## begin Records to use
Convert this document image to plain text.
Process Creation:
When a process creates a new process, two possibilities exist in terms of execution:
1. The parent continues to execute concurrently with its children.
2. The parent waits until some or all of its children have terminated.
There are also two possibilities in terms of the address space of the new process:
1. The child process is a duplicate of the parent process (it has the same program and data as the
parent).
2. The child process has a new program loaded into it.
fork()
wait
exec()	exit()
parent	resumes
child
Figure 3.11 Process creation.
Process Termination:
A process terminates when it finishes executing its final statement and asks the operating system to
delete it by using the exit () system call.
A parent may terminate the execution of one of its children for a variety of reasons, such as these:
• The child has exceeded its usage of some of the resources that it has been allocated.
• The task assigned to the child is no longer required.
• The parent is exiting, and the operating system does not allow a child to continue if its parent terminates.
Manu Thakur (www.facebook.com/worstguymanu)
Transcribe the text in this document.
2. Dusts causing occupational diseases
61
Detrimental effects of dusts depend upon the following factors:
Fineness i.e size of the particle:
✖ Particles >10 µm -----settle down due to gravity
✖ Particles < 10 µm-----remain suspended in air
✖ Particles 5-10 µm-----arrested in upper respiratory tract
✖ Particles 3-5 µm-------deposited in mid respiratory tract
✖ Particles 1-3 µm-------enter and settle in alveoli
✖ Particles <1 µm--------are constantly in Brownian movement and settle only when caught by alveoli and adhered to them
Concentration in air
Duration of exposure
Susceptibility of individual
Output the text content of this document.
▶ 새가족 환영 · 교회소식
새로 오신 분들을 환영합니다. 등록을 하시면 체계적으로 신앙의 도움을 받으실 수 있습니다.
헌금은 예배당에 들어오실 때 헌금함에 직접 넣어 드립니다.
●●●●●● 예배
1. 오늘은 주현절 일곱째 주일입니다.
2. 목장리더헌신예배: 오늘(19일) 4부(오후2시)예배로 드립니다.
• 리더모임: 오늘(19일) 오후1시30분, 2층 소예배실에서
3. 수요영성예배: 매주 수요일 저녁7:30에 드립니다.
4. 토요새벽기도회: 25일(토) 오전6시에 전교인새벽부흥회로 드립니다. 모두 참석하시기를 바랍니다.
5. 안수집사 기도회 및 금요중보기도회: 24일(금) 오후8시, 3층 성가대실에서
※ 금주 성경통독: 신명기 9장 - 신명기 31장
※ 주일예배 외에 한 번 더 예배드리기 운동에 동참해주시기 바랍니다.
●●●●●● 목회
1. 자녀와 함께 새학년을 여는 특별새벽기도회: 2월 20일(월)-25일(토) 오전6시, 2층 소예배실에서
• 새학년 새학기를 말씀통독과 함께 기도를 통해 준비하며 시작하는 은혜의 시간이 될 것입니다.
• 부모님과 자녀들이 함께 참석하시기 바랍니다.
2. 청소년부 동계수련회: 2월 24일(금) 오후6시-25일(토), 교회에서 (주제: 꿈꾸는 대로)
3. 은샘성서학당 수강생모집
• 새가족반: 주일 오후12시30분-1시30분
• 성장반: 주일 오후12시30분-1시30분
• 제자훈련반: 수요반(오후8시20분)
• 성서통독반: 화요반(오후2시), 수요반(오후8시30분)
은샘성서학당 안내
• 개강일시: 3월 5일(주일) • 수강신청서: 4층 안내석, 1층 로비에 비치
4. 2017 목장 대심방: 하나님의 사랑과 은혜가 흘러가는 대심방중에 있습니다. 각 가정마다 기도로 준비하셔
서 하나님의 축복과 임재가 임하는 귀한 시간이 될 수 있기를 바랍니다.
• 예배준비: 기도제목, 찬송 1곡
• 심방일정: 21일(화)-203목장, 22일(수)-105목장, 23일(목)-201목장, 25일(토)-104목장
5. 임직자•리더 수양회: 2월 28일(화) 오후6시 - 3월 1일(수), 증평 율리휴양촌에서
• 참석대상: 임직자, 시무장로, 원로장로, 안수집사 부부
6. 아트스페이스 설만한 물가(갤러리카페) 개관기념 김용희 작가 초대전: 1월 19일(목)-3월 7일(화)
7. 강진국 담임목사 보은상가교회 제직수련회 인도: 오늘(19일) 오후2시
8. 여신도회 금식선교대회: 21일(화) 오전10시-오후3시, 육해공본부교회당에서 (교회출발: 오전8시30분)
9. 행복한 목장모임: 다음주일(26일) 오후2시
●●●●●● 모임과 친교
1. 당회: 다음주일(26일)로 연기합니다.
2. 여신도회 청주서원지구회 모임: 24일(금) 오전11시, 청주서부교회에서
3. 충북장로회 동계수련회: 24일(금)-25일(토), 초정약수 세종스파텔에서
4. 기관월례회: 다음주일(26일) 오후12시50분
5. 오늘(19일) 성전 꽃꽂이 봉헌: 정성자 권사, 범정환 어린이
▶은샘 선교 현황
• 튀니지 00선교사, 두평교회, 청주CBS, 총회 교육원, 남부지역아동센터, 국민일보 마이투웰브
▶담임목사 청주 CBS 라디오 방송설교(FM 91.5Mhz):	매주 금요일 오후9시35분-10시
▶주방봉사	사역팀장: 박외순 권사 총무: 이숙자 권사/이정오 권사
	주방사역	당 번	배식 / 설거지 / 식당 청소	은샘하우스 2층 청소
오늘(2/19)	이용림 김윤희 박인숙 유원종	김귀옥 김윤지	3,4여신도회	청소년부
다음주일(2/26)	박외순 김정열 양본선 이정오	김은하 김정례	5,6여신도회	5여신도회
## end Records to use
- Written exercise -
Only the number is needed here: how many lines of the records contain "settle"?

- Answer to this problem -
3